Lines containing the string "việc" are to be counted; report only how many there are.

## Stored records

■ ■ ■ ■

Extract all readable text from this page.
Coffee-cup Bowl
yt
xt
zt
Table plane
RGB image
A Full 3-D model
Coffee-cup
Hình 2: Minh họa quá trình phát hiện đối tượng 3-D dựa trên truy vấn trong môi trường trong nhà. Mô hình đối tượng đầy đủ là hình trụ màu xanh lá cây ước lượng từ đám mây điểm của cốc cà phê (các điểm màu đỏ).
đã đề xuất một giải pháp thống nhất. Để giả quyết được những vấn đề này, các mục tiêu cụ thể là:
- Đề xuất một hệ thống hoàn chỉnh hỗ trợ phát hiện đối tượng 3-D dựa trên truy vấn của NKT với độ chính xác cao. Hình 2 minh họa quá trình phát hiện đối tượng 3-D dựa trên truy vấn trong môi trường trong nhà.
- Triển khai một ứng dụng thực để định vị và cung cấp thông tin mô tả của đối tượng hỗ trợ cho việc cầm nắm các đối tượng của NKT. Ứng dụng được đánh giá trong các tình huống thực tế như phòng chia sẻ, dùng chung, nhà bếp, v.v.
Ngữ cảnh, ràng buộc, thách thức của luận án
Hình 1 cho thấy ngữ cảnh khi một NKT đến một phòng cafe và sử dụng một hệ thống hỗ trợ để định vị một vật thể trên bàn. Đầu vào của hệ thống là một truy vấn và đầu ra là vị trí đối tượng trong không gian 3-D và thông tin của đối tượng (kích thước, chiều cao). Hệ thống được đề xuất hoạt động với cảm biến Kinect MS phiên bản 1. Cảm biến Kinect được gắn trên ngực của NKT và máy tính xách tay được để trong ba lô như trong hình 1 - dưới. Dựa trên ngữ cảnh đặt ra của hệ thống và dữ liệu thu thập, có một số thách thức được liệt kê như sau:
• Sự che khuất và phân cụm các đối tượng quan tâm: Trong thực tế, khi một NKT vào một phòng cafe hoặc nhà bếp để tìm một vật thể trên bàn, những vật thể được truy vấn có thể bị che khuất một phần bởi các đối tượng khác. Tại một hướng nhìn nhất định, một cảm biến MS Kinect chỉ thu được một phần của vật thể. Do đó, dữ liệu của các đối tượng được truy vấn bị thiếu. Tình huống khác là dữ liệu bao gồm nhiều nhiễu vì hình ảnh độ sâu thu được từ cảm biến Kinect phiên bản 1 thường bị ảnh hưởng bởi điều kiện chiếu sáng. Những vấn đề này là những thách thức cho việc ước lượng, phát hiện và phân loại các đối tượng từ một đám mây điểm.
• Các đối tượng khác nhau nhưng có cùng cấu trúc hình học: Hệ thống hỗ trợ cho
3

■ ■ ■ ■

## EXERCISE ANSWER
2